▸ **What you are asked to do**:
Determine the count of lines holding "rate" and give that count alone.

(Collection entries)

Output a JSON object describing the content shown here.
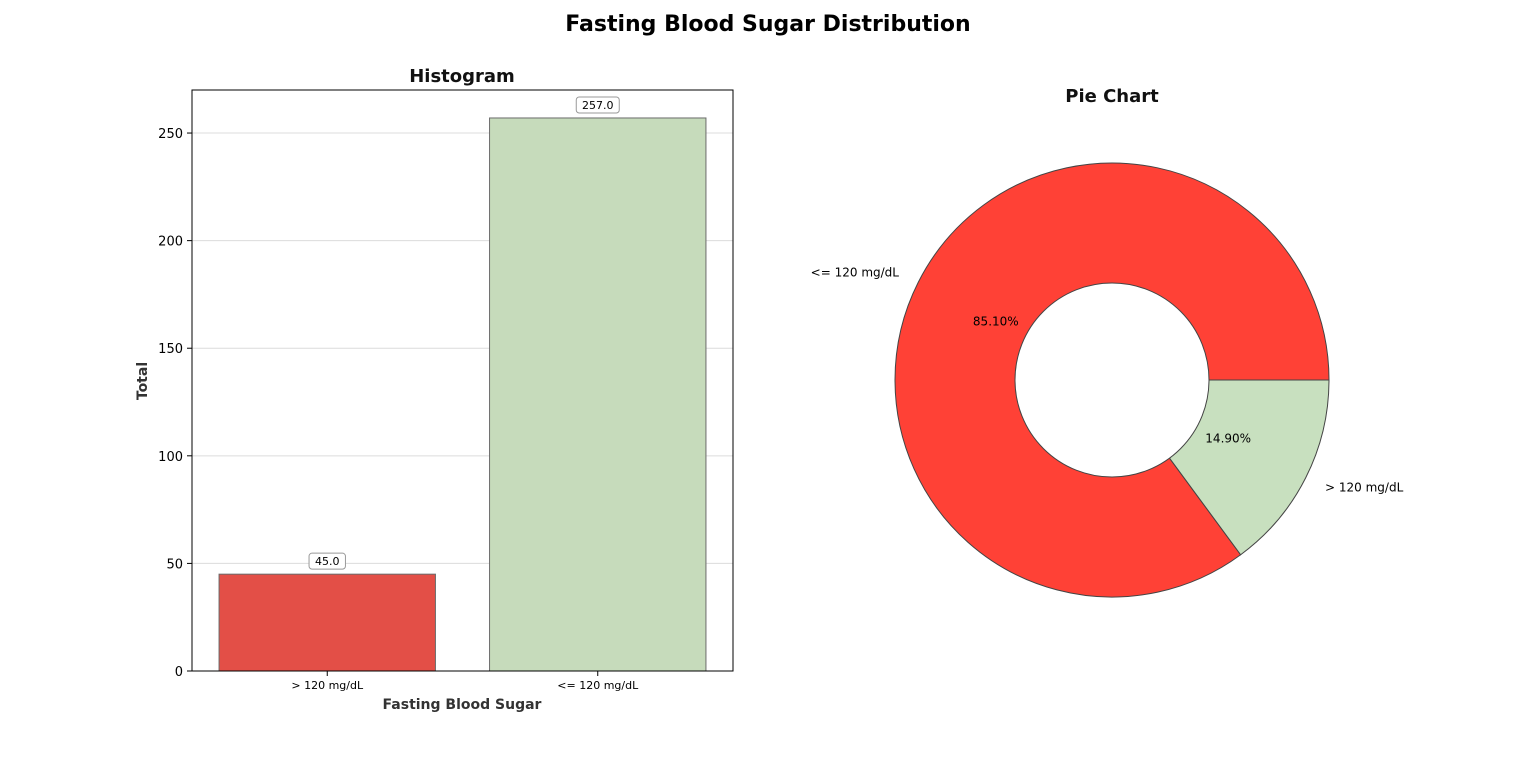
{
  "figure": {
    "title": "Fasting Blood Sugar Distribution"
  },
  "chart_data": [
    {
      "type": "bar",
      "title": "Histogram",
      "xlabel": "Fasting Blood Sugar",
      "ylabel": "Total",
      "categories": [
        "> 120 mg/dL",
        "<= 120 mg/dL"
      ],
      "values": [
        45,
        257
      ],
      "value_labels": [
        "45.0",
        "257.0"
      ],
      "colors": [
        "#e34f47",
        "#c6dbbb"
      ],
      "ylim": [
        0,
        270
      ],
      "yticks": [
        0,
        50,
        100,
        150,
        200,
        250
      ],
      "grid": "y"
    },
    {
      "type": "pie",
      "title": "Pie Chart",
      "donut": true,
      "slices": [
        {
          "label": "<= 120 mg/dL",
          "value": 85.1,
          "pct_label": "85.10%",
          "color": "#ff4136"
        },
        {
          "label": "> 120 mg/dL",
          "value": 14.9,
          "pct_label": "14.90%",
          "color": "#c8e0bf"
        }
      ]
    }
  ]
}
...
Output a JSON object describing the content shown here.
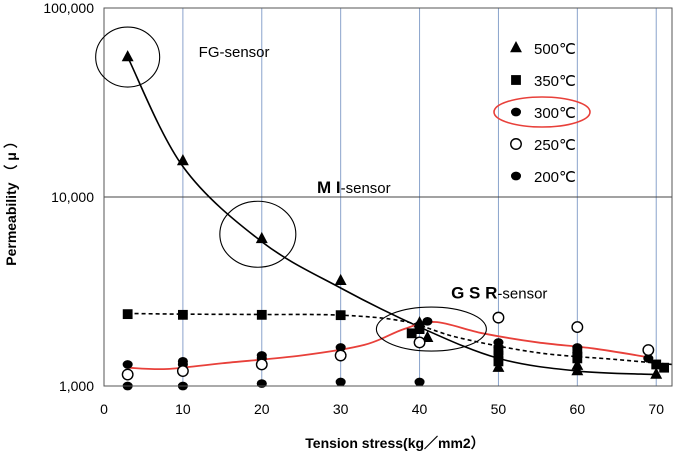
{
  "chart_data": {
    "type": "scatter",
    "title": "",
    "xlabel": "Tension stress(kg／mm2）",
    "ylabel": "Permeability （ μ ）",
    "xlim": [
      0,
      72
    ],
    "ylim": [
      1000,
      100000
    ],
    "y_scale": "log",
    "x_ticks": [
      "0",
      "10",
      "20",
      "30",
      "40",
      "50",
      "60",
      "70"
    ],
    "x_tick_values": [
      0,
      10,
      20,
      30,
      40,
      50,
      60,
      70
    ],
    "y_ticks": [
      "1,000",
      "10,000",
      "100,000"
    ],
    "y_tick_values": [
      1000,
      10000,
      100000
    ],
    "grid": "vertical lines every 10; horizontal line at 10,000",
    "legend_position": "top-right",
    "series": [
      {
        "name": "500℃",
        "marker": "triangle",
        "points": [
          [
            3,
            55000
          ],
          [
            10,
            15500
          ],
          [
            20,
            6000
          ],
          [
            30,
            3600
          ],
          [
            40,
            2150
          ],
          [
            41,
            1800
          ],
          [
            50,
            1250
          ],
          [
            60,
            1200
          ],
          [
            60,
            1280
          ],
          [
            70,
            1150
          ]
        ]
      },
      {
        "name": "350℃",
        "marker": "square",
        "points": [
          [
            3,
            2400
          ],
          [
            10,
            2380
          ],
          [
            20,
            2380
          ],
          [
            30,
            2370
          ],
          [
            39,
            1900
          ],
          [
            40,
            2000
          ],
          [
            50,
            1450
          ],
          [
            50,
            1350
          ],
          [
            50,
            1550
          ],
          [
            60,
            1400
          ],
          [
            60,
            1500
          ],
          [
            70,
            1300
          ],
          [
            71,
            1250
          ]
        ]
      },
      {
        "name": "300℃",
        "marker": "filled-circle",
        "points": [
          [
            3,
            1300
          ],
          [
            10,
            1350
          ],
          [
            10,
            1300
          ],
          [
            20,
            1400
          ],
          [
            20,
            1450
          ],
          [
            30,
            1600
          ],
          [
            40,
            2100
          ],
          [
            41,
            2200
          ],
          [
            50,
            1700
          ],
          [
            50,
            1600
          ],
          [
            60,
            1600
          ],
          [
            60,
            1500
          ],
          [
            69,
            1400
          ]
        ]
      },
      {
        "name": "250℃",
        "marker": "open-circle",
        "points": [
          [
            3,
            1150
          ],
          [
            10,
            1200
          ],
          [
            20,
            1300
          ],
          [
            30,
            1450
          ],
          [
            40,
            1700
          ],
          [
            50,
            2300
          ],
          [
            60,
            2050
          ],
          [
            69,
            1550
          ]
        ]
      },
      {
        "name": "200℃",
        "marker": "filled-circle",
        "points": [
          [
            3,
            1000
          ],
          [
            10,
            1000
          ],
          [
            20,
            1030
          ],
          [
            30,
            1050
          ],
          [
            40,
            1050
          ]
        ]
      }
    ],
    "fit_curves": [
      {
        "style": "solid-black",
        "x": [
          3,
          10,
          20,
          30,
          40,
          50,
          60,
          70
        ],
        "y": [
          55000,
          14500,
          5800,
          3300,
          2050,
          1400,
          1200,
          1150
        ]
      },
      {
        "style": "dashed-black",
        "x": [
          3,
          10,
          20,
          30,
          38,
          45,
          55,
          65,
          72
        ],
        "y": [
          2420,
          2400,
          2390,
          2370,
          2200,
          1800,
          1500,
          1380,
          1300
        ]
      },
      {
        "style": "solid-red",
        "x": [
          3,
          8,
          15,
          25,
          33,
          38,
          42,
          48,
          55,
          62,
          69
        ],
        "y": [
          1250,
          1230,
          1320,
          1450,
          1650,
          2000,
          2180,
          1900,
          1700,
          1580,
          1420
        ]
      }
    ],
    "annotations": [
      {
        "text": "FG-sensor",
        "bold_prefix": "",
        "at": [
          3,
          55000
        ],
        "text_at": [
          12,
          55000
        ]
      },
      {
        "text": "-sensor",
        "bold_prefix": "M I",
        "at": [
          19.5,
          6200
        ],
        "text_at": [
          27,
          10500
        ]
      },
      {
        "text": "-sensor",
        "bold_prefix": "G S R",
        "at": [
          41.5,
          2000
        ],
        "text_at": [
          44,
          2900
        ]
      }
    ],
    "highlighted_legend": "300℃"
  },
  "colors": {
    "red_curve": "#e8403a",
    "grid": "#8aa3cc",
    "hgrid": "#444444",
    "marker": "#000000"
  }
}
==
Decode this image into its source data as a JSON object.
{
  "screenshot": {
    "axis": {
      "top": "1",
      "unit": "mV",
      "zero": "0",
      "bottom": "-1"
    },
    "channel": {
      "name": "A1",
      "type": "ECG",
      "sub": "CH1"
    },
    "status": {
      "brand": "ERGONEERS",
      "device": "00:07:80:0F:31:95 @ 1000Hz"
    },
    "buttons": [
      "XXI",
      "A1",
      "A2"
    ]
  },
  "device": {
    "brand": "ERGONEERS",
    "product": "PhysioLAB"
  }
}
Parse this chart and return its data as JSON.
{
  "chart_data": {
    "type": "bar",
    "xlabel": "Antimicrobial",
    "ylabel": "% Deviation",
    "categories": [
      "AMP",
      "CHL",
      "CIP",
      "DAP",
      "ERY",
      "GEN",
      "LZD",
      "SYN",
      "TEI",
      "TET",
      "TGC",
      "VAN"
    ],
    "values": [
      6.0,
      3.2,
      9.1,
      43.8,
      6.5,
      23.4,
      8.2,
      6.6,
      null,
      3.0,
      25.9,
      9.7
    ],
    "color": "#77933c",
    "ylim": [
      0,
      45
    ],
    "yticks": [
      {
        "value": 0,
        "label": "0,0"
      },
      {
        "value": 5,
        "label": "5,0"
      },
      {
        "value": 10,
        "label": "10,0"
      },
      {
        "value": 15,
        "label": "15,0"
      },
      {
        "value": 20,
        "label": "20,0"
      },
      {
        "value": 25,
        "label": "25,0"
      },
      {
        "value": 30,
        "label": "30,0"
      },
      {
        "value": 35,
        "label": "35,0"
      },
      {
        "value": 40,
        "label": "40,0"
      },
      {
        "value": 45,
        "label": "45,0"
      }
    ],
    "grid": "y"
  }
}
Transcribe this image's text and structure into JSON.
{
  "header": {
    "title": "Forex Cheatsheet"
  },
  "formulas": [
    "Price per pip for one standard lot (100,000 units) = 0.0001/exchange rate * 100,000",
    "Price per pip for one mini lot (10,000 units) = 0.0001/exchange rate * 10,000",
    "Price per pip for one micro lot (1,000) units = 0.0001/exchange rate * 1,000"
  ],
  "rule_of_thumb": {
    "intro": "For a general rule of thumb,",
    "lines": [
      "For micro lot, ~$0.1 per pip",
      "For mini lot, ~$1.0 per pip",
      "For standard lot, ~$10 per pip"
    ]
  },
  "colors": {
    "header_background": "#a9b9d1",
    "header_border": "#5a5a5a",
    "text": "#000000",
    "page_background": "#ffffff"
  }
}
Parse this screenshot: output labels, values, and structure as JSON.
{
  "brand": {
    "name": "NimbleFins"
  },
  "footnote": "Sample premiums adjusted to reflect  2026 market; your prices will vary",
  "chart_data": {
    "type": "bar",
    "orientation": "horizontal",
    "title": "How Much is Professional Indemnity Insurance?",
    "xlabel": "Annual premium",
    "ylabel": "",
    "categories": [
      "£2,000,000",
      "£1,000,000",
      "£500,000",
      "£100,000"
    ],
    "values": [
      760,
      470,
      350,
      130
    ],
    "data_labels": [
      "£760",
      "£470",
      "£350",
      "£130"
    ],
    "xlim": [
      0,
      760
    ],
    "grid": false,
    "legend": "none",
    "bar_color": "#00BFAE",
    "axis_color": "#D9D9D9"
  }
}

▸ **Written answer**:
3